# START OF Recorded data

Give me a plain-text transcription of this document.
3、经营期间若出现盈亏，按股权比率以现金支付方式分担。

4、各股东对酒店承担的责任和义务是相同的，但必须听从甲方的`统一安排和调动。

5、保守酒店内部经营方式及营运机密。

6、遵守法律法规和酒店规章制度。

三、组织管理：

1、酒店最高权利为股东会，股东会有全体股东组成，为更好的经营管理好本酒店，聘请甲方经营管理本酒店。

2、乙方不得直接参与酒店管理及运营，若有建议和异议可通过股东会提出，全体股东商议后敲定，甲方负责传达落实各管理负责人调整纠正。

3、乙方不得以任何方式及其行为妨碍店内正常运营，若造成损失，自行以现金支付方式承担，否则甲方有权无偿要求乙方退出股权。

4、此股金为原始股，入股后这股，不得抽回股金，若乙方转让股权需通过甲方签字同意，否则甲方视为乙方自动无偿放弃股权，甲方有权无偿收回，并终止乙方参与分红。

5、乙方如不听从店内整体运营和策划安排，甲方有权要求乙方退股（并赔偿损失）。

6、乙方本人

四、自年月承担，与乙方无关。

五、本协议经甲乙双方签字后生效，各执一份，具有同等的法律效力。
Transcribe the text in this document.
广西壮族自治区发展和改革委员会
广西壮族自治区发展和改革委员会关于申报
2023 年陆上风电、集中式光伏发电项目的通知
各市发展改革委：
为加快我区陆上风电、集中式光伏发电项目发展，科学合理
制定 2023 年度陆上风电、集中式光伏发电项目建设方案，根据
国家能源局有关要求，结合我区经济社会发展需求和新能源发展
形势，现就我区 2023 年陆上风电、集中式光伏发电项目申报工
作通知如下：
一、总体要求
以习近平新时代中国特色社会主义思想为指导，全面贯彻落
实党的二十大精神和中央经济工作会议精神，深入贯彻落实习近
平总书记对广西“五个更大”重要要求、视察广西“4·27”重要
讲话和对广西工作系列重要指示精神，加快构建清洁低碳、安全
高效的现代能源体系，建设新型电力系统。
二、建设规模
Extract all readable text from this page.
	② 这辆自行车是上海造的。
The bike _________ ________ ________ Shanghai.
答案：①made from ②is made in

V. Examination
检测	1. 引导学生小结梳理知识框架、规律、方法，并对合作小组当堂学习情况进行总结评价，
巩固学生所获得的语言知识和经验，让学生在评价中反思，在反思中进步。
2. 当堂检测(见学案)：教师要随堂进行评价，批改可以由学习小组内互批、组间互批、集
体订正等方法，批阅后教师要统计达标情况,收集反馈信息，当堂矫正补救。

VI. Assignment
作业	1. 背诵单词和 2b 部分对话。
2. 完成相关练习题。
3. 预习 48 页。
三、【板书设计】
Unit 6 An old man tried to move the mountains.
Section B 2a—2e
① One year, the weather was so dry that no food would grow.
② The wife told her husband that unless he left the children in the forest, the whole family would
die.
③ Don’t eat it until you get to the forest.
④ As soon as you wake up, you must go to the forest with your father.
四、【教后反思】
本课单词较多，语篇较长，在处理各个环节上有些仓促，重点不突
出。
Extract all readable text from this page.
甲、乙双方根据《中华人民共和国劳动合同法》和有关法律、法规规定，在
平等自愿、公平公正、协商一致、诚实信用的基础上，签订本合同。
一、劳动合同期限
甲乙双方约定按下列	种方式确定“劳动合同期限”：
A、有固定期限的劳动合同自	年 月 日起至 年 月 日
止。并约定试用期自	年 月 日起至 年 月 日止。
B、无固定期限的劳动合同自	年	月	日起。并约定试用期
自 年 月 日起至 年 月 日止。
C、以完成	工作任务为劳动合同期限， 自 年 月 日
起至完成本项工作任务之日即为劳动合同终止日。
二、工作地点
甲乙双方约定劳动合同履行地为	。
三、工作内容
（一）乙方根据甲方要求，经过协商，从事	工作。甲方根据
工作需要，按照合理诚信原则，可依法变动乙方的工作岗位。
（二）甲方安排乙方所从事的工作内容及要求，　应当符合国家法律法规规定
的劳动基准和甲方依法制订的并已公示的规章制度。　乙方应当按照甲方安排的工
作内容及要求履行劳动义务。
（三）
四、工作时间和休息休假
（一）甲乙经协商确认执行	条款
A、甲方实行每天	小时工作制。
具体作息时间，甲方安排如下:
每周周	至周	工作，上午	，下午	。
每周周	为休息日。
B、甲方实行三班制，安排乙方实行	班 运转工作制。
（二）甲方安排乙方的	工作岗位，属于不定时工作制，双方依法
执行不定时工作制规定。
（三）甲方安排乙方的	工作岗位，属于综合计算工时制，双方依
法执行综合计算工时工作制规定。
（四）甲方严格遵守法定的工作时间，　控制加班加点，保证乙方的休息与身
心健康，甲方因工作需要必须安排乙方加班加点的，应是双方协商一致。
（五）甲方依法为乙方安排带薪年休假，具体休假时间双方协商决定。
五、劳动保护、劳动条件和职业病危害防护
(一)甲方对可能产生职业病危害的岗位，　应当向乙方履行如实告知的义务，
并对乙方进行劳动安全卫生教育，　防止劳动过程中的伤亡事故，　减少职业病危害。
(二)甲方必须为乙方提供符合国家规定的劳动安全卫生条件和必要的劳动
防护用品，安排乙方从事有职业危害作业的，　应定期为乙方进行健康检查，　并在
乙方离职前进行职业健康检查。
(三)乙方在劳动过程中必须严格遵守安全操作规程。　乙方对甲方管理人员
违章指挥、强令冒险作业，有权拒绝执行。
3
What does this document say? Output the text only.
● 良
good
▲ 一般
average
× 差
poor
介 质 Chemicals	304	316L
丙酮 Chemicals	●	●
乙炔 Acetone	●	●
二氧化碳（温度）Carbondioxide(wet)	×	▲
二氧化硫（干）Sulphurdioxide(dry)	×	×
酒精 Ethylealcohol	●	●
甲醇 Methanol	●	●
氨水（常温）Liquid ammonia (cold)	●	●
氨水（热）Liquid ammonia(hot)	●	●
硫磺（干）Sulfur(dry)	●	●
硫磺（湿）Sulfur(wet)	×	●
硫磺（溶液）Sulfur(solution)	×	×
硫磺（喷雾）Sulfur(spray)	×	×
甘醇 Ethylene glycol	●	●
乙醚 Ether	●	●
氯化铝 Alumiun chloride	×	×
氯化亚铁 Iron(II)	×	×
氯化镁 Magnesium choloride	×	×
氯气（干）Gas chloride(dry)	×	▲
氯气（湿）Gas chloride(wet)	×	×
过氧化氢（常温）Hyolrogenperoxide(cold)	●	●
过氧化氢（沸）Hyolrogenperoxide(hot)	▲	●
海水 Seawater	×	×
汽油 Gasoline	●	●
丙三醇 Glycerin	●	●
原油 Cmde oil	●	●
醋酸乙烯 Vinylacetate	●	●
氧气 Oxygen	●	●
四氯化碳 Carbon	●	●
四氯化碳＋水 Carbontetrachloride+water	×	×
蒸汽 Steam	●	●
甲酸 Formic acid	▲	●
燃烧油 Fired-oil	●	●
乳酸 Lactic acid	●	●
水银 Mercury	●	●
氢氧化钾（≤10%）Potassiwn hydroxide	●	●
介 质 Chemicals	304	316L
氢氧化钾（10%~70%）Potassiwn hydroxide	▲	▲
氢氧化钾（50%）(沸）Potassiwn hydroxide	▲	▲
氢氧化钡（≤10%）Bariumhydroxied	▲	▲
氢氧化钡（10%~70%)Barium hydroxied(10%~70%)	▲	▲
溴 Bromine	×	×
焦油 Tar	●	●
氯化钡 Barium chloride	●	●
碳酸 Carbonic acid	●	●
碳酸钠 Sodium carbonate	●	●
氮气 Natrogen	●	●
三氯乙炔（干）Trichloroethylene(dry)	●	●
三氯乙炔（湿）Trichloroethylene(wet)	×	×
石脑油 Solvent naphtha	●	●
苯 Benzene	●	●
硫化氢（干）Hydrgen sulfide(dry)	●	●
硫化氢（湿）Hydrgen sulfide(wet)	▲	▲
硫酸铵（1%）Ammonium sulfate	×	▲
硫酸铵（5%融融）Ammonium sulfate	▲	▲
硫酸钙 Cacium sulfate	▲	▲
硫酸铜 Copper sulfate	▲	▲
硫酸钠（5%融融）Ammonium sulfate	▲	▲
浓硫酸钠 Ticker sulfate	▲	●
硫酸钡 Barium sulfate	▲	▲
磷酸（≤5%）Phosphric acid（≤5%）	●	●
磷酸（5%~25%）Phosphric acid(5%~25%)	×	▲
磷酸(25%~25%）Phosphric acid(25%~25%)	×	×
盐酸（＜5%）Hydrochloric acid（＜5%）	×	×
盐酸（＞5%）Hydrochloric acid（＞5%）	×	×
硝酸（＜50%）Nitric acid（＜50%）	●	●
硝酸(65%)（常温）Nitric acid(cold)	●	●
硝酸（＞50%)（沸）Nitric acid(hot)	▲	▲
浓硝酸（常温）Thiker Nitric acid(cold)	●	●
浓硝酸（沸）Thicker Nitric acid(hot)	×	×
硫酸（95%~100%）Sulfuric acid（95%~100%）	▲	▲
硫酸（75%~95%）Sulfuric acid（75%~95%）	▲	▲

# END OF Recorded data

◆ **Exercise**: Look above for every line with the word "that" and copy it.

◆ **Answer to the task**:
① One year, the weather was so dry that no food would grow.
② The wife told her husband that unless he left the children in the forest, the whole family would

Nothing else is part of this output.